### Exercise details
Find and return each line containing "nunc".

### Task inputs
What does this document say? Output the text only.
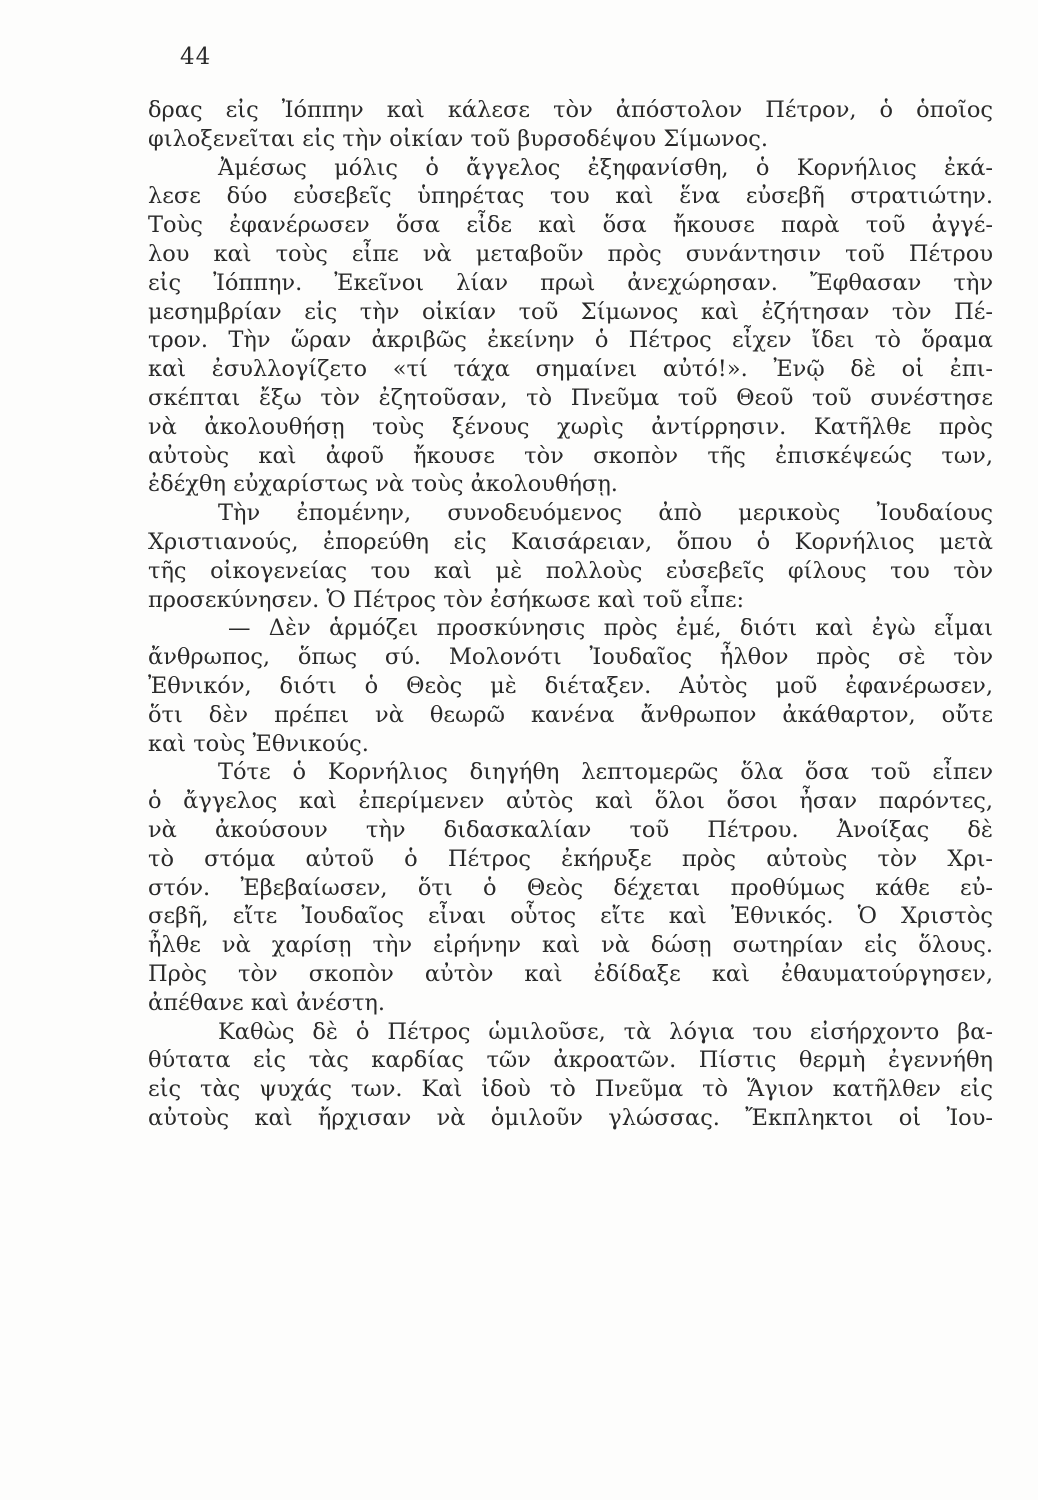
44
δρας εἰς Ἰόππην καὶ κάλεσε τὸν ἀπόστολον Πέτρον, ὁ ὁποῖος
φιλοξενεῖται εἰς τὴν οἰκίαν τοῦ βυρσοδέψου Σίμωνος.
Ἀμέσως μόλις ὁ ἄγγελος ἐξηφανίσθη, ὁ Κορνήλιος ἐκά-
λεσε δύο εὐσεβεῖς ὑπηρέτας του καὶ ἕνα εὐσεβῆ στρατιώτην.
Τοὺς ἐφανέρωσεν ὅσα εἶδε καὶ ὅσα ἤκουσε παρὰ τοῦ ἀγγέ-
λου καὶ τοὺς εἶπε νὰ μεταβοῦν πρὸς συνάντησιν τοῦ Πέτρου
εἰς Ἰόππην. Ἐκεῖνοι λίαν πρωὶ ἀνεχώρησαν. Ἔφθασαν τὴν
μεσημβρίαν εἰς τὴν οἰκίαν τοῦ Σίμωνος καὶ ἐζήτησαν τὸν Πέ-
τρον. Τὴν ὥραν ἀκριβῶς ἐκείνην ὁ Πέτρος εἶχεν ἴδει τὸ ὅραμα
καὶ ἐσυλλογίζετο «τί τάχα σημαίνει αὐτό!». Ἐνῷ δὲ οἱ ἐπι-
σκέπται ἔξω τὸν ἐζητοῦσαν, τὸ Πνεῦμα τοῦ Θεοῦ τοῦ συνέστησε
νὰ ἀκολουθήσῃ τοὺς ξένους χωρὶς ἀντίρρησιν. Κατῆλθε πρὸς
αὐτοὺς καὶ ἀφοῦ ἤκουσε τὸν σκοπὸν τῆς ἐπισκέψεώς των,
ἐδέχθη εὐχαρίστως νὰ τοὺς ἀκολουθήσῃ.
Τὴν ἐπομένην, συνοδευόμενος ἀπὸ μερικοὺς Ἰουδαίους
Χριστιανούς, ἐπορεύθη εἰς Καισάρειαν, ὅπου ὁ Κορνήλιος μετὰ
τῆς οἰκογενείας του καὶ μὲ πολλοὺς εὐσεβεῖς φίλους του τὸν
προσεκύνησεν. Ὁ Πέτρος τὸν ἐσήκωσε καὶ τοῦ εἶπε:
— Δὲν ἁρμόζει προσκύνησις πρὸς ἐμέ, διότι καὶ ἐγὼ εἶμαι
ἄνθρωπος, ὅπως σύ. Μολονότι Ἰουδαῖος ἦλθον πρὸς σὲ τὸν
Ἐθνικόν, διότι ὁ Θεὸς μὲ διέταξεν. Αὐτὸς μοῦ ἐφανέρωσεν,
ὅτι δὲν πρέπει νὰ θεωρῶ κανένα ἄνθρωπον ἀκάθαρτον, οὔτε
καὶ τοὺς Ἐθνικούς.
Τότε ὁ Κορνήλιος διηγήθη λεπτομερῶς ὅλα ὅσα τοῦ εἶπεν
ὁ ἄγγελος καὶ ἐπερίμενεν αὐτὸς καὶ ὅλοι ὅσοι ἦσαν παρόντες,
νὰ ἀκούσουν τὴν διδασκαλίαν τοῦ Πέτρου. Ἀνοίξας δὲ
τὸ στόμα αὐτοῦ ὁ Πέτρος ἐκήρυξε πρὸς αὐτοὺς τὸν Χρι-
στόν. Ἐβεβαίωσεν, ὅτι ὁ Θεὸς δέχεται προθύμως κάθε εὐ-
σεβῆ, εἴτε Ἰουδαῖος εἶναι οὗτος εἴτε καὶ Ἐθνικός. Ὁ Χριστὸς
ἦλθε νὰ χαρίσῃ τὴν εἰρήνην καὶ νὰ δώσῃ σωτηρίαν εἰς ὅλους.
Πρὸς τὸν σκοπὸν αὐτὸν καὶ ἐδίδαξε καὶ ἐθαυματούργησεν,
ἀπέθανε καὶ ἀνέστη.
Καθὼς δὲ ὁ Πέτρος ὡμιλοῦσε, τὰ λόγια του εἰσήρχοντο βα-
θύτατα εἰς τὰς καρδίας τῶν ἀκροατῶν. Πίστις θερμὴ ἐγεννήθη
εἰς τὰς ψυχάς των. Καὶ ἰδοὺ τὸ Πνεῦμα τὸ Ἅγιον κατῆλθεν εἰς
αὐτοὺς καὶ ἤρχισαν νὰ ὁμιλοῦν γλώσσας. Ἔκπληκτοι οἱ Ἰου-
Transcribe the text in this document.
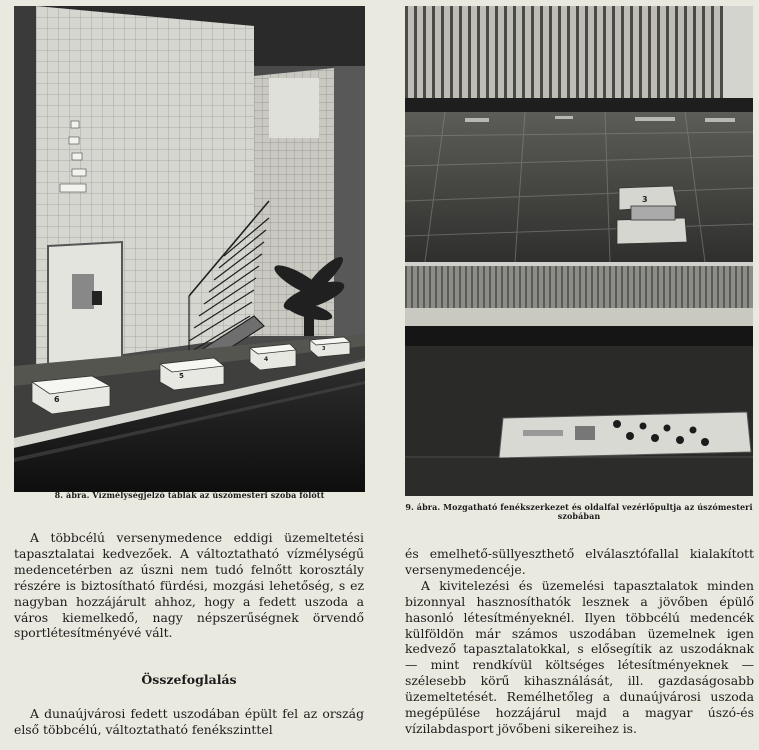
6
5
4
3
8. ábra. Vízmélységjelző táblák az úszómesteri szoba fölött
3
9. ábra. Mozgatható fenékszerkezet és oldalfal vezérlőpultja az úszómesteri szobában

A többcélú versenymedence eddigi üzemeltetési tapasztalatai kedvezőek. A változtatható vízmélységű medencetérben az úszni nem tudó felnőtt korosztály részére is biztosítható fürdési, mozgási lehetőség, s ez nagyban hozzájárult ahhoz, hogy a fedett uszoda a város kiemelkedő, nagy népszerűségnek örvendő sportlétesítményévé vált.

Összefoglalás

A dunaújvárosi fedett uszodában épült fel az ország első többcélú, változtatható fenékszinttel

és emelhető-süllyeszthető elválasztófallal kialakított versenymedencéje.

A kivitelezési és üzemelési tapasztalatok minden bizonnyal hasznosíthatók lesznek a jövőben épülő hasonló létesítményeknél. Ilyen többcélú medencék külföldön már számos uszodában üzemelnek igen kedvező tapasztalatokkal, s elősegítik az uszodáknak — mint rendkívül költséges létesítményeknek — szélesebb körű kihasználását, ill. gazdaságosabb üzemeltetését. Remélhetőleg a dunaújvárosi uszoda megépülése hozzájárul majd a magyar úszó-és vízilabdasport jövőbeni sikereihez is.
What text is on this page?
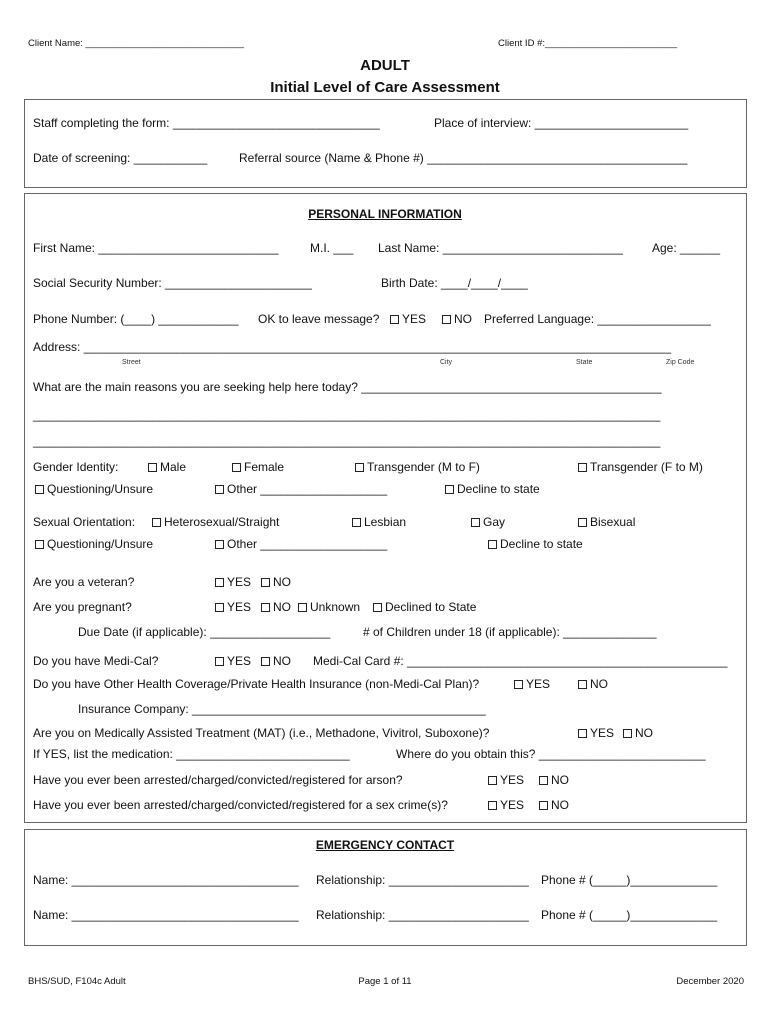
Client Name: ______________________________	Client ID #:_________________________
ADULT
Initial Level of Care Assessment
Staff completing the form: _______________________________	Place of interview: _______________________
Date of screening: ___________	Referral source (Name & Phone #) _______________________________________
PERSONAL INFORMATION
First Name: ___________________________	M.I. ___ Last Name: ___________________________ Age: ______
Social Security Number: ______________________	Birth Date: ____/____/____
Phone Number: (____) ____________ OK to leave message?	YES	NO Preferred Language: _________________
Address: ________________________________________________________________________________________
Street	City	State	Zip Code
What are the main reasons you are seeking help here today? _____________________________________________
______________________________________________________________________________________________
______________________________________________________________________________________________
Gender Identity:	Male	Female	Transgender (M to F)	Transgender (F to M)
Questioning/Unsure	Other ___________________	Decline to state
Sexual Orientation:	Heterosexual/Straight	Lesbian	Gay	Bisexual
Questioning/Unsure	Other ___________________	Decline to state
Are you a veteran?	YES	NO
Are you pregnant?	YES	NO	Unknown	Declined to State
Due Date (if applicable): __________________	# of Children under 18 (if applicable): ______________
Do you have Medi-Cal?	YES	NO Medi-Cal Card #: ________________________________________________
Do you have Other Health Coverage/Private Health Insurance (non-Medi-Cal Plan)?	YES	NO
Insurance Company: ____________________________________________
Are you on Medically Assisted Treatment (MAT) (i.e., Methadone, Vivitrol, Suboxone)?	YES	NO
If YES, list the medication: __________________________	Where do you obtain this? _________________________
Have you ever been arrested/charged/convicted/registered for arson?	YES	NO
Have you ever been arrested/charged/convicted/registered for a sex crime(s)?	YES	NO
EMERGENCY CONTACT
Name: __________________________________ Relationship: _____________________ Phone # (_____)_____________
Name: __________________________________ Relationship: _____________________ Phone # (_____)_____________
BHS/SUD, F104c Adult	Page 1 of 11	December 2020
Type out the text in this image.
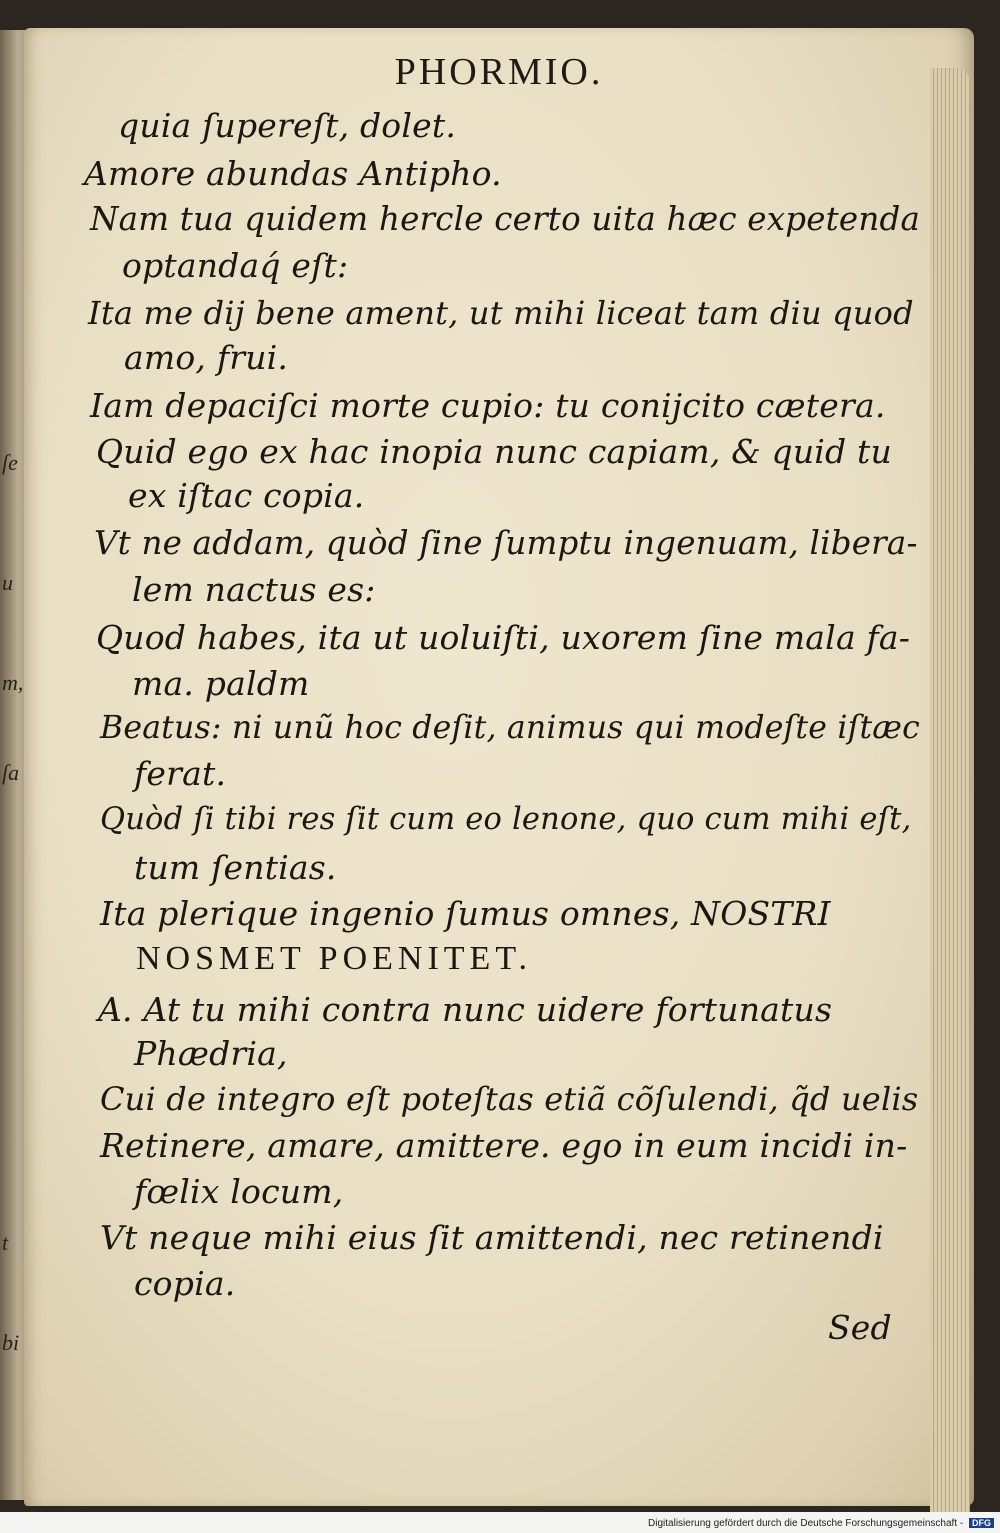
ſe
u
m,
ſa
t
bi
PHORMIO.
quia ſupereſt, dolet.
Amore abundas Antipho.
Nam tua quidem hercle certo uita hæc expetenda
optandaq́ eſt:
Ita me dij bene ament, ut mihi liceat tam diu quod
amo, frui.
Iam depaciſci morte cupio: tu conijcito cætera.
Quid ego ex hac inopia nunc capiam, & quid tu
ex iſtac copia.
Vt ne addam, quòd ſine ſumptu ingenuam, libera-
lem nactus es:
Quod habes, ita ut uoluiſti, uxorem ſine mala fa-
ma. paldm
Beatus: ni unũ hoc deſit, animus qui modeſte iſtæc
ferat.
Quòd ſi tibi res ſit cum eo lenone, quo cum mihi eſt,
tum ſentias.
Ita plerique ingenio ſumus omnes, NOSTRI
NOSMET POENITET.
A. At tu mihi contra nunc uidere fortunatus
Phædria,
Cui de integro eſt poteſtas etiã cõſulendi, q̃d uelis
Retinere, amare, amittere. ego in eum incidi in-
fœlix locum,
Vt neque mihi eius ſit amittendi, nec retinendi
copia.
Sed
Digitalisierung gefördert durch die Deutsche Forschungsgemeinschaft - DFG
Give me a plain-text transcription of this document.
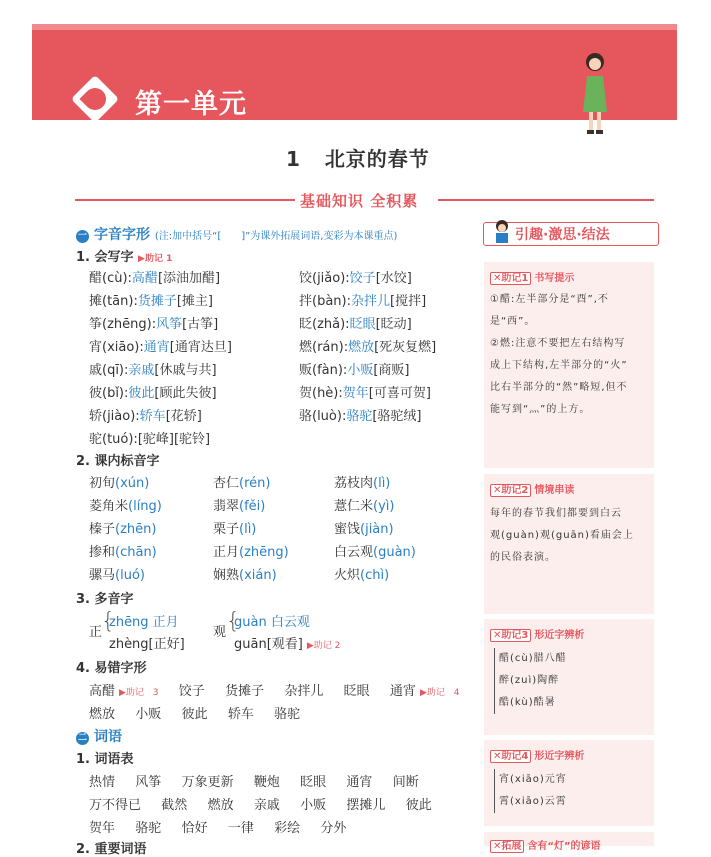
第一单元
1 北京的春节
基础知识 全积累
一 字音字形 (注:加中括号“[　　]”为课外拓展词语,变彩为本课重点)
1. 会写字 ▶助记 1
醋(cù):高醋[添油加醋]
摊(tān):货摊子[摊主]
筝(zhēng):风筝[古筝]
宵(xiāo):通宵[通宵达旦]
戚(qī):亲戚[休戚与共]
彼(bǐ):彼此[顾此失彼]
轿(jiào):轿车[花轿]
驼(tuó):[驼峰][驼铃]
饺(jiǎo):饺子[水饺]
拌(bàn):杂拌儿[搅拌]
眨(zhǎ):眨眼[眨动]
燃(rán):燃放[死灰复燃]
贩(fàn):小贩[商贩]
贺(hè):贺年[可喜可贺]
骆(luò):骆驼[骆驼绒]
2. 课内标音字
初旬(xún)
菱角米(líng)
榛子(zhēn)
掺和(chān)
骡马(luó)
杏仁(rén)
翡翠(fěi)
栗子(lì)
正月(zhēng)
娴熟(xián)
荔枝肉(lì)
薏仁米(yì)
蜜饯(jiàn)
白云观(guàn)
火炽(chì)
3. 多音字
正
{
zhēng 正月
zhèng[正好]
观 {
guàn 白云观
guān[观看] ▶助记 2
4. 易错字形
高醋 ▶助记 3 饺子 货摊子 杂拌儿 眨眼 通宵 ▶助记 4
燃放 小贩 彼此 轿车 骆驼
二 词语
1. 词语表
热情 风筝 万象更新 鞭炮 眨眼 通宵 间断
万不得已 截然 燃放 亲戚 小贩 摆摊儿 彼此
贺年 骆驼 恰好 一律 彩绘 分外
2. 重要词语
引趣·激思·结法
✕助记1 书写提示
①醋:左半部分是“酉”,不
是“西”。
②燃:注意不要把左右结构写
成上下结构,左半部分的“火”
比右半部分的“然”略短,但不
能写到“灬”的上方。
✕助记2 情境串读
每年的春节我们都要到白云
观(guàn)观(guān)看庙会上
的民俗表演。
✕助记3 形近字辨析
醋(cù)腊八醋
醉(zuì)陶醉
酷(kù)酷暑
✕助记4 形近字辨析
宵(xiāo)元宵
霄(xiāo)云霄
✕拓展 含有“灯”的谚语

### Solution for this task
Quid ego ex hac inopia nunc capiam, & quid tu
A. At tu mihi contra nunc uidere fortunatus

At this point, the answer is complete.